%%

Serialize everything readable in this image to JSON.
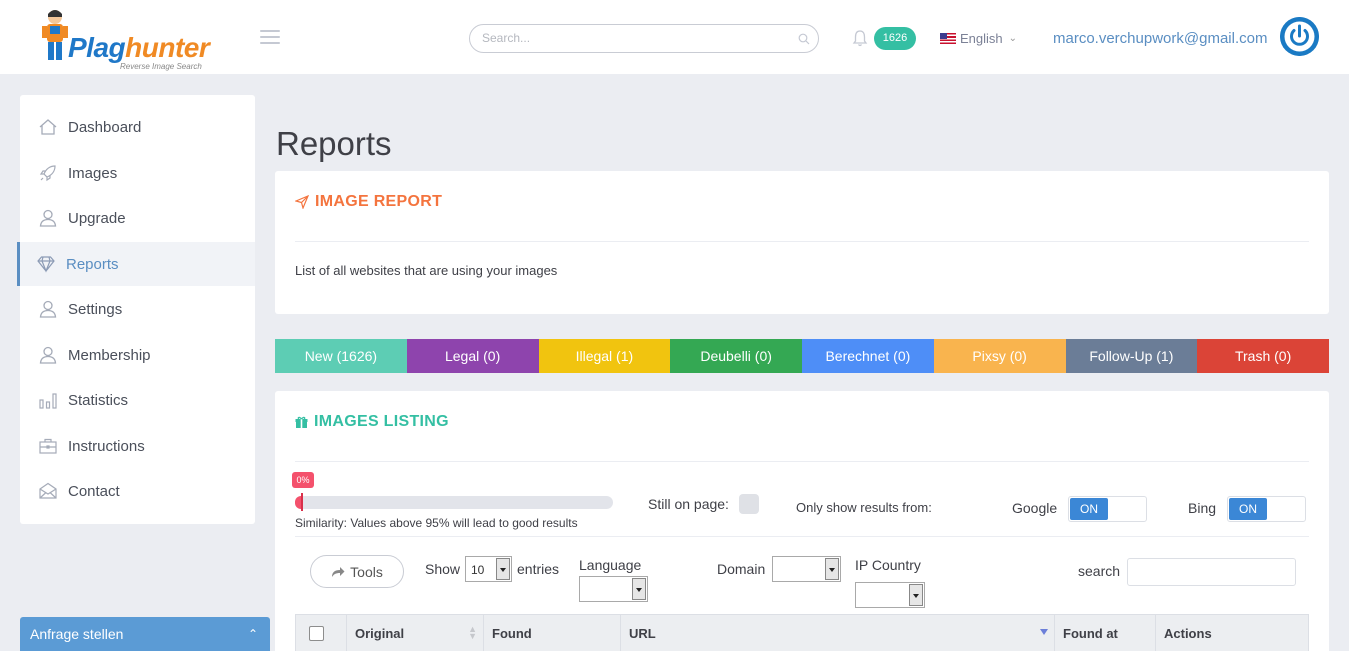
{
  "header": {
    "logo_text_a": "Plag",
    "logo_text_b": "hunter",
    "logo_sub": "Reverse Image Search",
    "search_placeholder": "Search...",
    "notifications": "1626",
    "language": "English",
    "email": "marco.verchupwork@gmail.com"
  },
  "sidebar": {
    "items": [
      {
        "label": "Dashboard",
        "icon": "home-icon"
      },
      {
        "label": "Images",
        "icon": "rocket-icon"
      },
      {
        "label": "Upgrade",
        "icon": "user-icon"
      },
      {
        "label": "Reports",
        "icon": "diamond-icon"
      },
      {
        "label": "Settings",
        "icon": "user-icon"
      },
      {
        "label": "Membership",
        "icon": "user-icon"
      },
      {
        "label": "Statistics",
        "icon": "bar-chart-icon"
      },
      {
        "label": "Instructions",
        "icon": "briefcase-icon"
      },
      {
        "label": "Contact",
        "icon": "envelope-icon"
      }
    ],
    "active_index": 3
  },
  "anfrage": {
    "label": "Anfrage stellen"
  },
  "page": {
    "title": "Reports"
  },
  "report_card": {
    "title": "IMAGE REPORT",
    "description": "List of all websites that are using your images"
  },
  "status_tabs": [
    {
      "label": "New (1626)",
      "color": "#5dcdb4"
    },
    {
      "label": "Legal (0)",
      "color": "#8e44ad"
    },
    {
      "label": "Illegal (1)",
      "color": "#f1c40f"
    },
    {
      "label": "Deubelli (0)",
      "color": "#34a853"
    },
    {
      "label": "Berechnet (0)",
      "color": "#4e8ef7"
    },
    {
      "label": "Pixsy (0)",
      "color": "#f9b44e"
    },
    {
      "label": "Follow-Up (1)",
      "color": "#6b7d97"
    },
    {
      "label": "Trash (0)",
      "color": "#db4437"
    }
  ],
  "listing": {
    "title": "IMAGES LISTING",
    "similarity_pct": "0%",
    "similarity_value": 0.02,
    "similarity_hint": "Similarity: Values above 95% will lead to good results",
    "still_on_page": "Still on page:",
    "only_show": "Only show results from:",
    "google_label": "Google",
    "google_toggle": "ON",
    "bing_label": "Bing",
    "bing_toggle": "ON",
    "tools": "Tools",
    "show": "Show",
    "show_value": "10",
    "entries": "entries",
    "language": "Language",
    "domain": "Domain",
    "ip_country": "IP Country",
    "search": "search",
    "columns": [
      "Original",
      "Found",
      "URL",
      "Found at",
      "Actions"
    ]
  }
}
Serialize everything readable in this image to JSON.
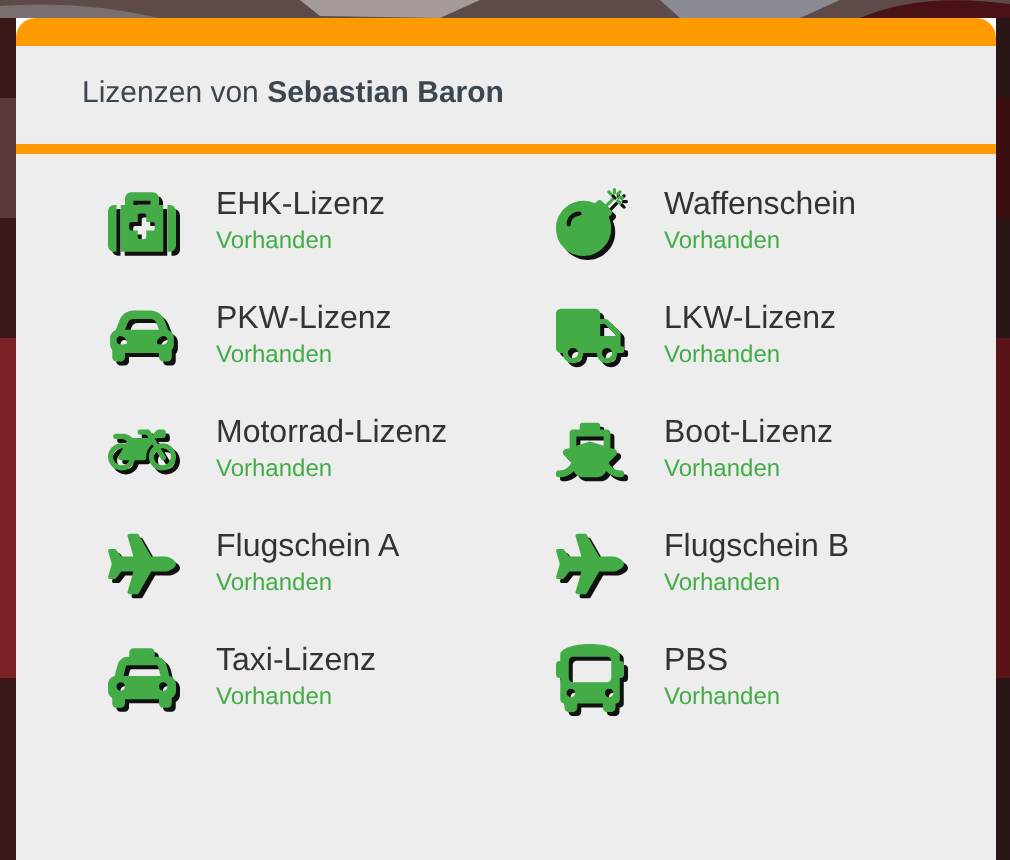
{
  "header": {
    "title": "Lizenzen von **Sebastian Baron**"
  },
  "licenses": [
    {
      "kind": "medkit",
      "name": "EHK-Lizenz",
      "status": "Vorhanden",
      "available": true
    },
    {
      "kind": "bomb",
      "name": "Waffenschein",
      "status": "Vorhanden",
      "available": true
    },
    {
      "kind": "car",
      "name": "PKW-Lizenz",
      "status": "Vorhanden",
      "available": true
    },
    {
      "kind": "truck",
      "name": "LKW-Lizenz",
      "status": "Vorhanden",
      "available": true
    },
    {
      "kind": "motorcycle",
      "name": "Motorrad-Lizenz",
      "status": "Vorhanden",
      "available": true
    },
    {
      "kind": "ship",
      "name": "Boot-Lizenz",
      "status": "Vorhanden",
      "available": true
    },
    {
      "kind": "plane",
      "name": "Flugschein A",
      "status": "Vorhanden",
      "available": true
    },
    {
      "kind": "plane",
      "name": "Flugschein B",
      "status": "Vorhanden",
      "available": true
    },
    {
      "kind": "taxi",
      "name": "Taxi-Lizenz",
      "status": "Vorhanden",
      "available": true
    },
    {
      "kind": "bus",
      "name": "PBS",
      "status": "Vorhanden",
      "available": true
    }
  ]
}
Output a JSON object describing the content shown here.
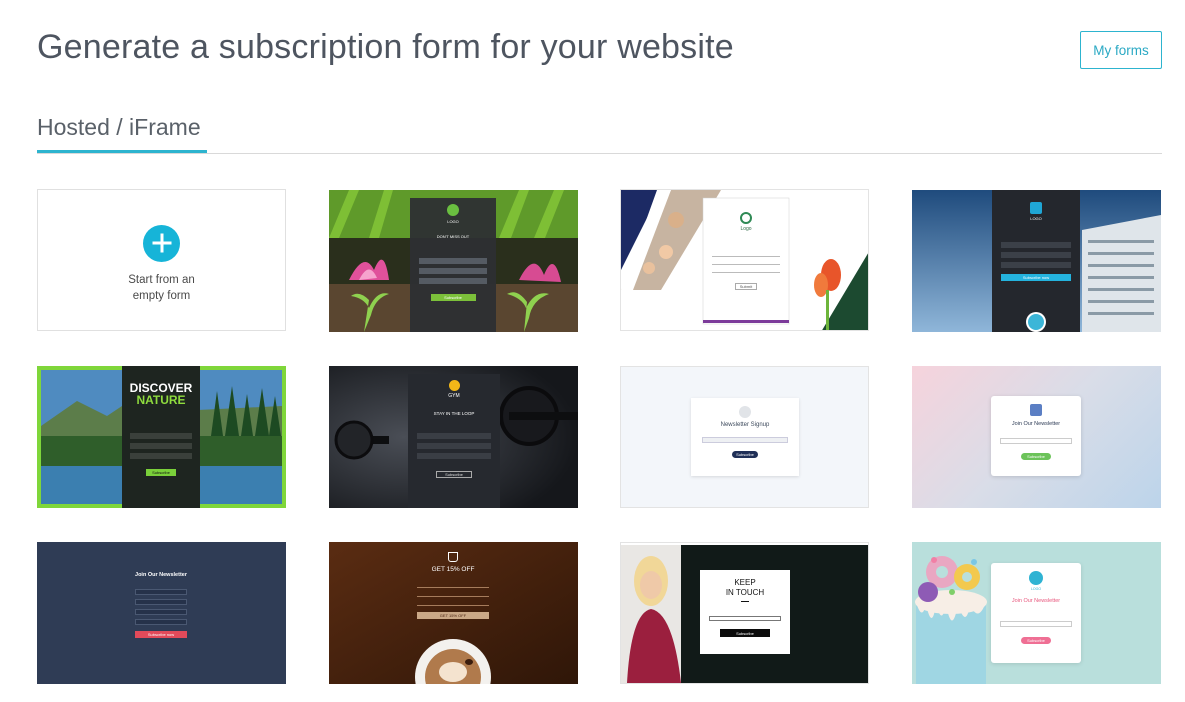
{
  "page": {
    "title": "Generate a subscription form for your website",
    "my_forms_label": "My forms"
  },
  "tabs": [
    {
      "label": "Hosted / iFrame",
      "active": true
    }
  ],
  "empty_card": {
    "line1": "Start from an",
    "line2": "empty form"
  },
  "templates": {
    "t1": {
      "logo": "LOGO",
      "heading": "DON'T MISS OUT",
      "button": "Subscribe"
    },
    "t2": {
      "logo": "Logo",
      "button": "Submit"
    },
    "t3": {
      "logo": "LOGO",
      "button": "Subscribe now"
    },
    "t4": {
      "heading_line1": "DISCOVER",
      "heading_line2": "NATURE",
      "button": "Subscribe"
    },
    "t5": {
      "logo": "GYM",
      "heading": "STAY IN THE LOOP",
      "button": "Subscribe"
    },
    "t6": {
      "heading": "Newsletter Signup",
      "button": "Subscribe"
    },
    "t7": {
      "heading": "Join Our Newsletter",
      "button": "Subscribe"
    },
    "t8": {
      "heading": "Join Our Newsletter",
      "button": "Subscribe now"
    },
    "t9": {
      "heading": "GET 15% OFF",
      "button": "GET 15% OFF"
    },
    "t10": {
      "heading_line1": "KEEP",
      "heading_line2": "IN TOUCH",
      "button": "Subscribe"
    },
    "t11": {
      "logo": "LOGO",
      "heading": "Join Our Newsletter",
      "button": "Subscribe"
    }
  },
  "colors": {
    "accent": "#2db4cf",
    "plus": "#16b4d8"
  }
}
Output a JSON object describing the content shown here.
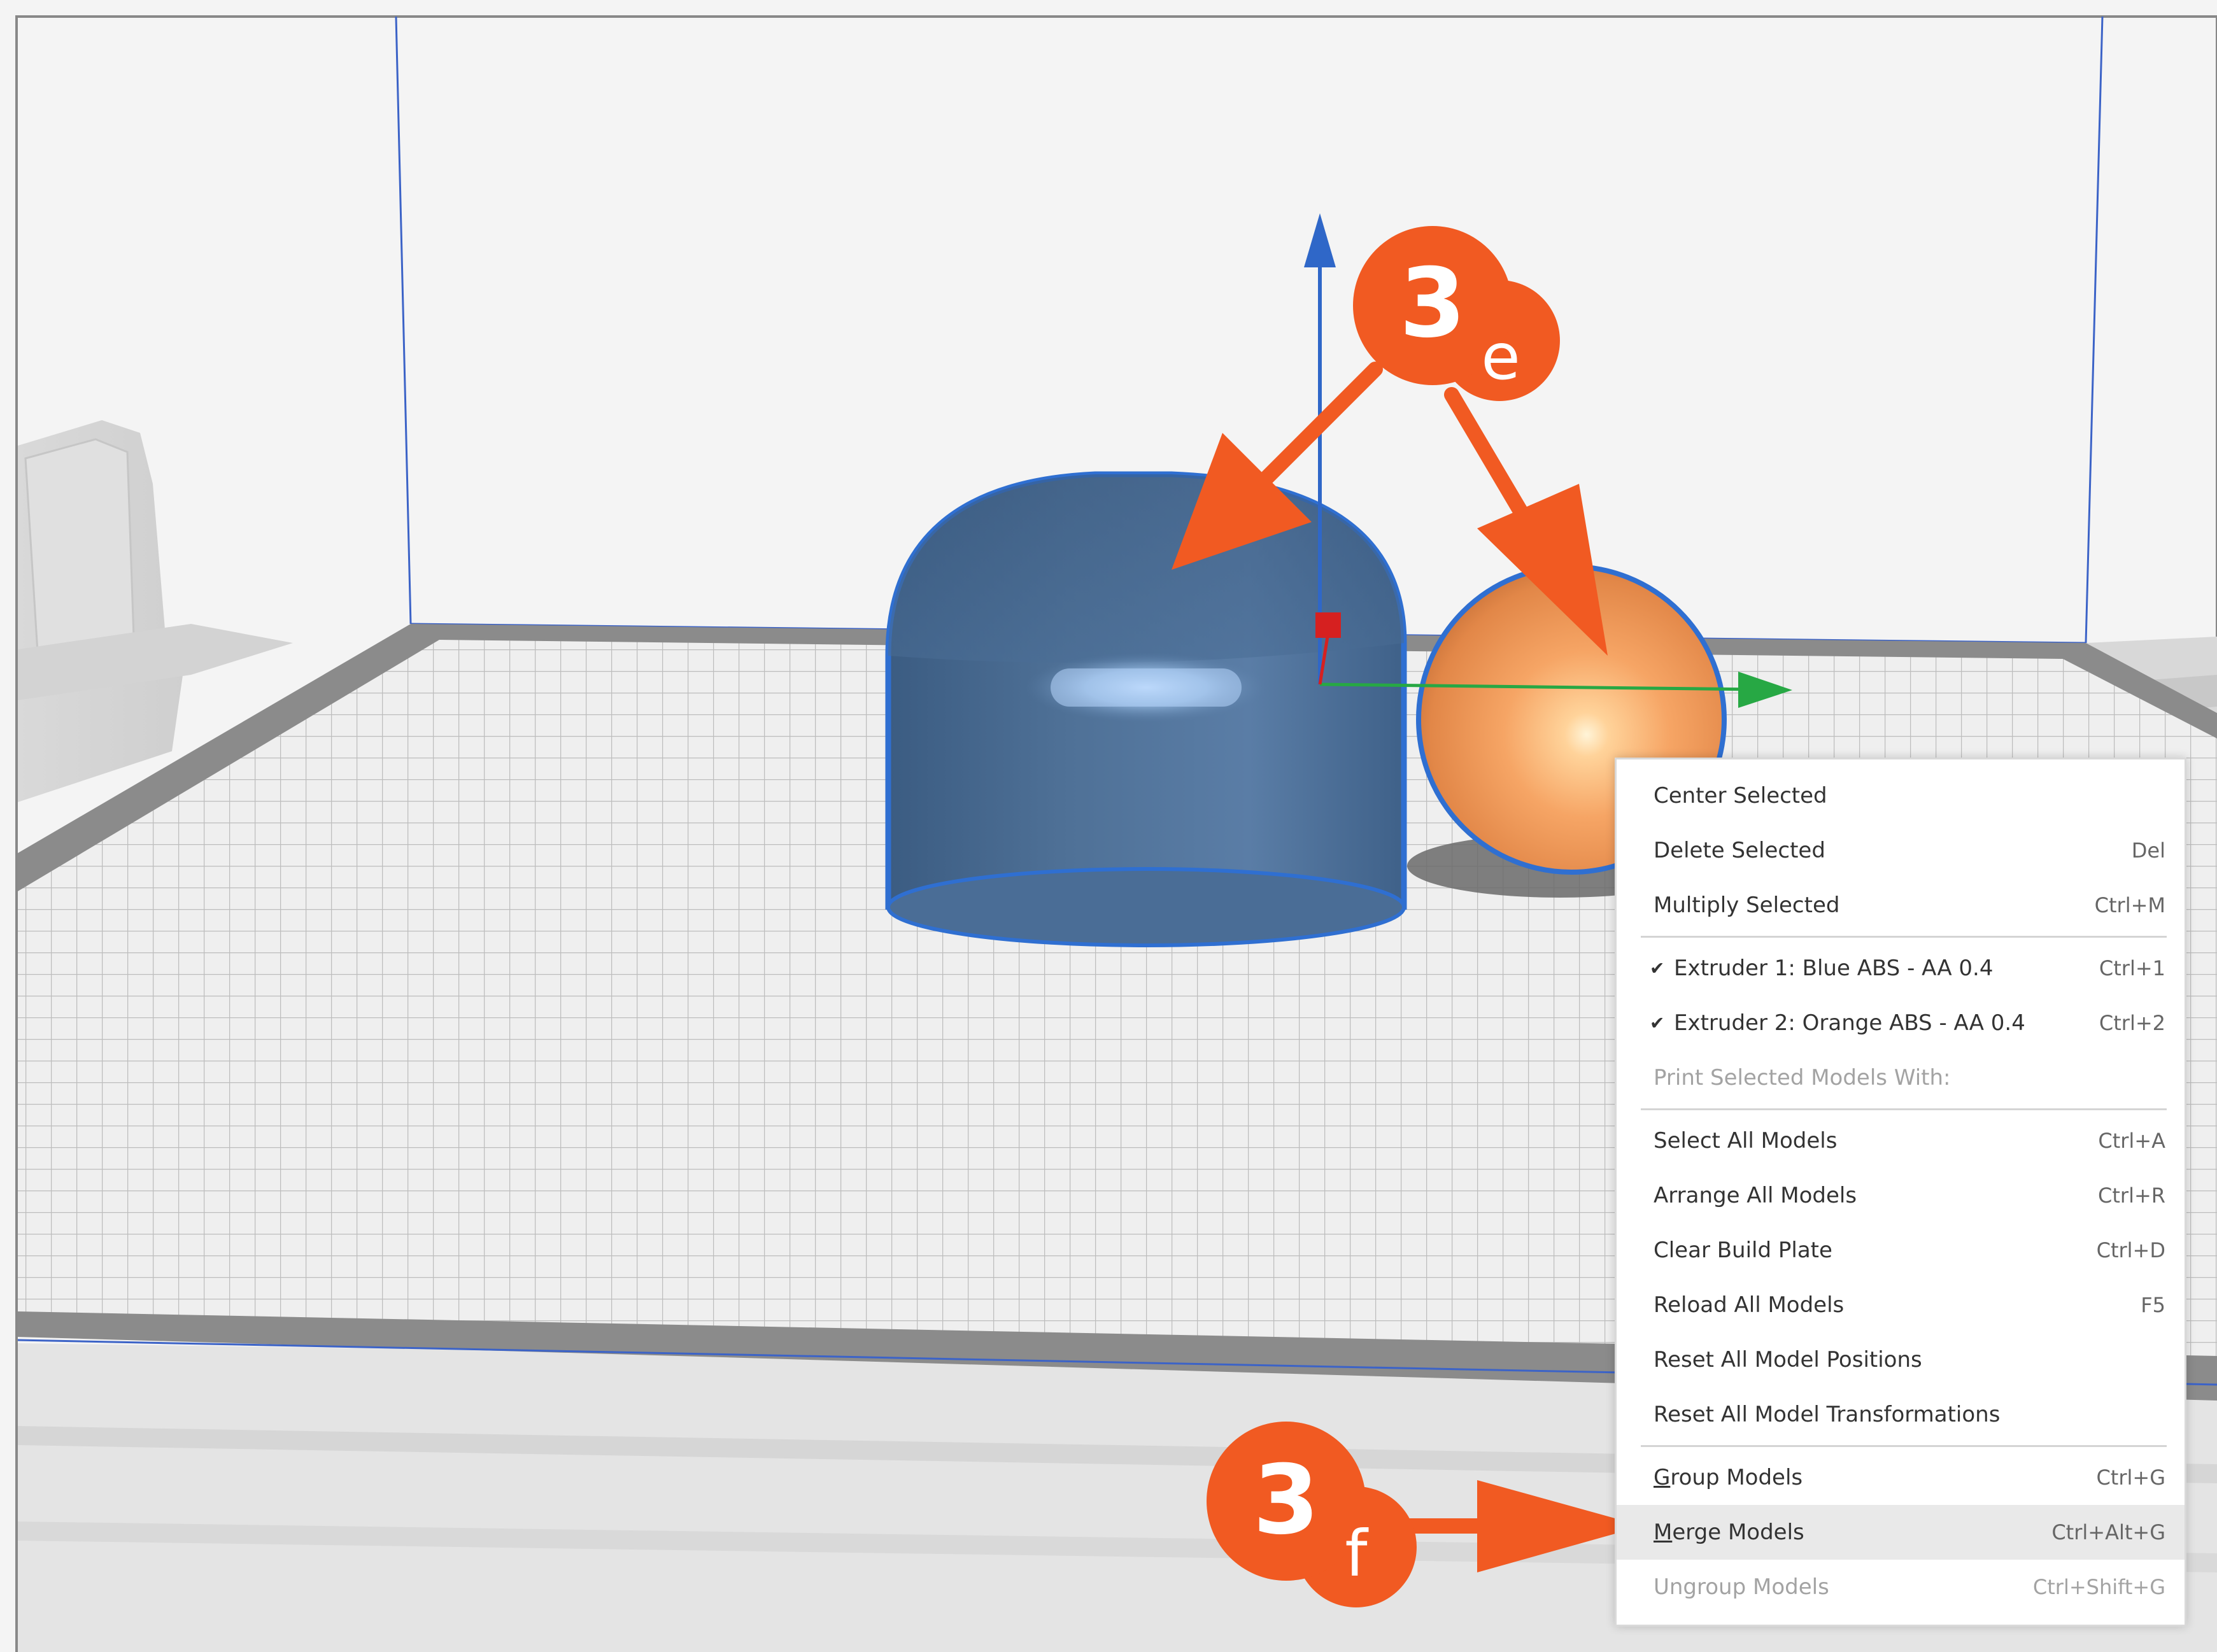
{
  "annotations": {
    "callout_e": {
      "number": "3",
      "letter": "e"
    },
    "callout_f": {
      "number": "3",
      "letter": "f"
    }
  },
  "colors": {
    "annotation_orange": "#f15a22",
    "blue_model": "#4a6f9a",
    "orange_model": "#f4a060",
    "selection_outline": "#2f6fd1",
    "axis_z": "#2f67c8",
    "axis_x": "#27a844",
    "axis_y": "#d62020"
  },
  "context_menu": {
    "center_selected": {
      "label": "Center Selected",
      "shortcut": ""
    },
    "delete_selected": {
      "label": "Delete Selected",
      "shortcut": "Del"
    },
    "multiply_selected": {
      "label": "Multiply Selected",
      "shortcut": "Ctrl+M"
    },
    "extruder_1": {
      "label": "Extruder 1: Blue ABS - AA 0.4",
      "shortcut": "Ctrl+1",
      "checked": true
    },
    "extruder_2": {
      "label": "Extruder 2: Orange ABS - AA 0.4",
      "shortcut": "Ctrl+2",
      "checked": true
    },
    "print_with": {
      "label": "Print Selected Models With:",
      "shortcut": ""
    },
    "select_all": {
      "label": "Select All Models",
      "shortcut": "Ctrl+A"
    },
    "arrange_all": {
      "label": "Arrange All Models",
      "shortcut": "Ctrl+R"
    },
    "clear_plate": {
      "label": "Clear Build Plate",
      "shortcut": "Ctrl+D"
    },
    "reload_all": {
      "label": "Reload All Models",
      "shortcut": "F5"
    },
    "reset_positions": {
      "label": "Reset All Model Positions",
      "shortcut": ""
    },
    "reset_transformations": {
      "label": "Reset All Model Transformations",
      "shortcut": ""
    },
    "group_models": {
      "label": "Group Models",
      "shortcut": "Ctrl+G"
    },
    "merge_models": {
      "label": "Merge Models",
      "shortcut": "Ctrl+Alt+G"
    },
    "ungroup_models": {
      "label": "Ungroup Models",
      "shortcut": "Ctrl+Shift+G"
    },
    "check_mark": "✔"
  }
}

%%

▸ Short exercise:
Pull out and copy each line containing the string "Flugschein".

▸ Finished answer:
      "name": "Flugschein A",
      "name": "Flugschein B",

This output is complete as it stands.